Rows ▸
■ ■ ■ ■ ■
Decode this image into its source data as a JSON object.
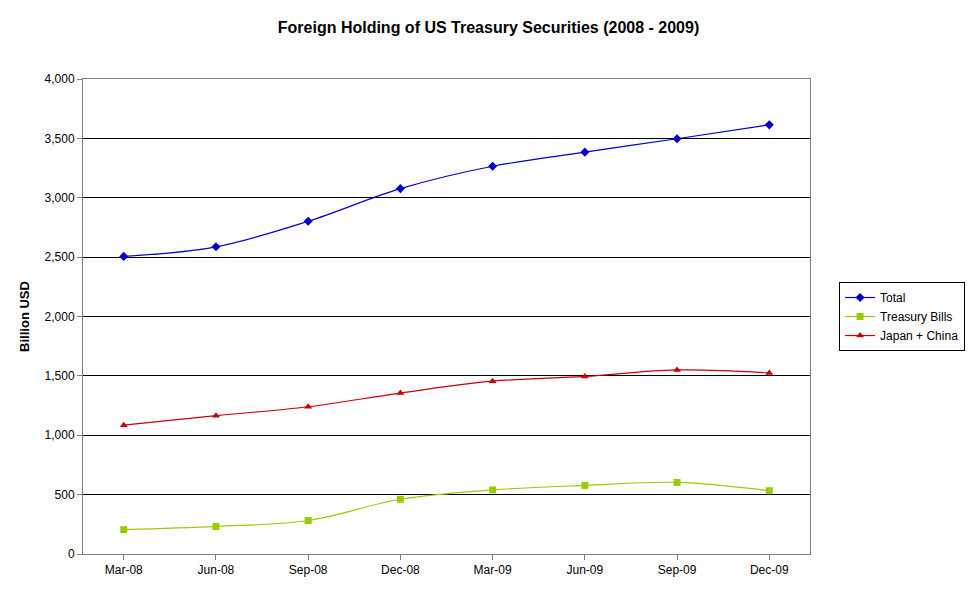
{
  "chart_data": {
    "type": "line",
    "title": "Foreign Holding of US Treasury Securities (2008 - 2009)",
    "y_label": "Billion USD",
    "categories": [
      "Mar-08",
      "Jun-08",
      "Sep-08",
      "Dec-08",
      "Mar-09",
      "Jun-09",
      "Sep-09",
      "Dec-09"
    ],
    "series": [
      {
        "name": "Total",
        "color": "#0000cc",
        "marker": "diamond",
        "line_style": "smooth",
        "values": [
          2506,
          2587,
          2802,
          3077,
          3265,
          3384,
          3497,
          3614
        ]
      },
      {
        "name": "Treasury Bills",
        "color": "#99cc00",
        "marker": "square",
        "line_style": "smooth",
        "values": [
          205,
          232,
          282,
          461,
          540,
          578,
          603,
          533
        ]
      },
      {
        "name": "Japan + China",
        "color": "#cc0000",
        "marker": "triangle-up",
        "line_style": "smooth",
        "values": [
          1085,
          1165,
          1240,
          1355,
          1455,
          1495,
          1550,
          1525
        ]
      }
    ],
    "ylim": [
      0,
      4000
    ],
    "yticks": [
      0,
      500,
      {
        "value": 1000,
        "label": "1,000"
      },
      {
        "value": 1500,
        "label": "1,500"
      },
      {
        "value": 2000,
        "label": "2,000"
      },
      {
        "value": 2500,
        "label": "2,500"
      },
      {
        "value": 3000,
        "label": "3,000"
      },
      {
        "value": 3500,
        "label": "3,500"
      },
      {
        "value": 4000,
        "label": "4,000"
      }
    ],
    "grid": true,
    "legend": "right"
  }
}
■ ■ ■ ■ ■
Given request ▸
Can you repeat every record above exactly, apart from the pictures?

Correct answer ▸
Decode this image into its source data as a JSON object.
{
  "chart_data": {
    "type": "line",
    "title": "Foreign Holding of US Treasury Securities (2008 - 2009)",
    "y_label": "Billion USD",
    "categories": [
      "Mar-08",
      "Jun-08",
      "Sep-08",
      "Dec-08",
      "Mar-09",
      "Jun-09",
      "Sep-09",
      "Dec-09"
    ],
    "series": [
      {
        "name": "Total",
        "color": "#0000cc",
        "marker": "diamond",
        "line_style": "smooth",
        "values": [
          2506,
          2587,
          2802,
          3077,
          3265,
          3384,
          3497,
          3614
        ]
      },
      {
        "name": "Treasury Bills",
        "color": "#99cc00",
        "marker": "square",
        "line_style": "smooth",
        "values": [
          205,
          232,
          282,
          461,
          540,
          578,
          603,
          533
        ]
      },
      {
        "name": "Japan + China",
        "color": "#cc0000",
        "marker": "triangle-up",
        "line_style": "smooth",
        "values": [
          1085,
          1165,
          1240,
          1355,
          1455,
          1495,
          1550,
          1525
        ]
      }
    ],
    "ylim": [
      0,
      4000
    ],
    "yticks": [
      0,
      500,
      {
        "value": 1000,
        "label": "1,000"
      },
      {
        "value": 1500,
        "label": "1,500"
      },
      {
        "value": 2000,
        "label": "2,000"
      },
      {
        "value": 2500,
        "label": "2,500"
      },
      {
        "value": 3000,
        "label": "3,000"
      },
      {
        "value": 3500,
        "label": "3,500"
      },
      {
        "value": 4000,
        "label": "4,000"
      }
    ],
    "grid": true,
    "legend": "right"
  }
}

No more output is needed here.